Goal of the exercise:
Reproduce word for word the passage of the forum post on quadra values that opens with the words "Everyone acknowledges all" and closes with "to the activity.".

Excerpted passage:
# Clarifying quadra values



## aconite (Mar 26, 2012)

Copypasta from here. Your mileage may vary, though - I believe some people feel distressed by their vulnerable function used even in appropriate context, and some can tolerate it even in an ambiguous situation.

[HR][/HR]"Quadra values" is one of many socionics terms that is repeated often and yet understood little. I would like to venture a technological explanation of the term that will also help to clarify some of the roots of intertype relations.


Everyone acknowledges all socionic functions and believes they have a rightful place in life. For instance, who would object that people in a competition are trying to beat each other? Or who believes that people should never get mushy and sentimental when they're in love with someone? Or that people whose job it is to forecast should not speculate? No one objects when Alex Trebek (Jeopardy game show) bluntly tells people on his show that they are "incorrect." These are approaches that are inherent to the activity.


Thus, if your conflictor is ESE and you are exposed to him or her using Fe in an Fe situation, it probably won't bother you, even though is your "vulnerable function." What will bother you are uses of Fe in ambiguous situations or, even more importantly, in situations where you feel a different approach is more justified.


What differs fundamentally among quadras and types are responses to situations where a socionic function is being used outside the inherent domain of that function. For example, being robotlike in an interpersonal situation that demands sympathy and warmth, or appealing to personal sentiments in the context of scientific discourse. Or being overly individualistic and attention-getting when cooperation and trustworthiness are called for. If Alex Trebek continued to routinely tell people they are incorrect outside of his game show, many people would view him as being callous and rude (however, most duals will probably view this is a sign of admirable honesty and sincerity), even though it is perfectly acceptable in the context of Jeopardy.

Material provided:
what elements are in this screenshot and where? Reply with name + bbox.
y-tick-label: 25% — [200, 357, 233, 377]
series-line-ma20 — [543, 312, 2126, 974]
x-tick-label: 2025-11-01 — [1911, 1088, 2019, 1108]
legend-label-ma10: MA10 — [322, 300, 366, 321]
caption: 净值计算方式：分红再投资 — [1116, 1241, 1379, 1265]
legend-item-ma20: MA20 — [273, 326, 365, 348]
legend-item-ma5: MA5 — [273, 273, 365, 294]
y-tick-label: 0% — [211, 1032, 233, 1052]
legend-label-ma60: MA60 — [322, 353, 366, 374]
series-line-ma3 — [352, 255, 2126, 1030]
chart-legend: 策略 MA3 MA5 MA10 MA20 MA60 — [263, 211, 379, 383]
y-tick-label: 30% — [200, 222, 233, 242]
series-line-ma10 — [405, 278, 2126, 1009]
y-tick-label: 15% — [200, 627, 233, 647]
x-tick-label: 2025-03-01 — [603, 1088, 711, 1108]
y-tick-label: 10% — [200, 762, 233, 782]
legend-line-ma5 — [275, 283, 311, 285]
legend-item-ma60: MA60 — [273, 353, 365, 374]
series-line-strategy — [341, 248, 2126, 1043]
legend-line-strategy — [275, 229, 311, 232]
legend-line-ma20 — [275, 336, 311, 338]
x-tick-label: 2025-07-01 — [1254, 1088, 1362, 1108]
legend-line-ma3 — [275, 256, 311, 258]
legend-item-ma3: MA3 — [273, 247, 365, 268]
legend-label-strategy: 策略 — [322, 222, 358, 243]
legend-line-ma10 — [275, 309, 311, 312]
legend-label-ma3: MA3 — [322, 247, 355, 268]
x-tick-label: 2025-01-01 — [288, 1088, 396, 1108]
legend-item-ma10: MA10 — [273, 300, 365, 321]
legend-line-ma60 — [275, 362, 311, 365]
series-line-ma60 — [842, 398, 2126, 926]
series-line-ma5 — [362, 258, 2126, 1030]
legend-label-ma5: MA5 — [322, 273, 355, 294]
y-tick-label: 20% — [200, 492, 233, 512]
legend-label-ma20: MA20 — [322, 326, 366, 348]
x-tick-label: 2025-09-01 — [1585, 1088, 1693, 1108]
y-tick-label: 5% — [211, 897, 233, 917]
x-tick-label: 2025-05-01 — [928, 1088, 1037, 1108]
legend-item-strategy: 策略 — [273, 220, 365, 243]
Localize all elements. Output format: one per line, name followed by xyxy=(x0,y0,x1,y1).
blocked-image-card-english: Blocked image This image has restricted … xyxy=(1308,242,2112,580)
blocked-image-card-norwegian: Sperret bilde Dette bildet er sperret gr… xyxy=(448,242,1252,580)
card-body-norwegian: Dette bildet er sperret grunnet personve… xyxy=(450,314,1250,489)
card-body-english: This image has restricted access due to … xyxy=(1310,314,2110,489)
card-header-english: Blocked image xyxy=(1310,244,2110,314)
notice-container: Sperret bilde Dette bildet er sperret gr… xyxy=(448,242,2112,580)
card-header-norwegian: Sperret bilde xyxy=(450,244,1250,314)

Solution for this exercise:
Everyone acknowledges all socionic functions and believes they have a rightful place in life. For instance, who would object that people in a competition are trying to beat each other? Or who believes that people should never get mushy and sentimental when they're in love with someone? Or that people whose job it is to forecast should not speculate? No one objects when Alex Trebek (Jeopardy game show) bluntly tells people on his show that they are "incorrect." These are approaches that are inherent to the activity.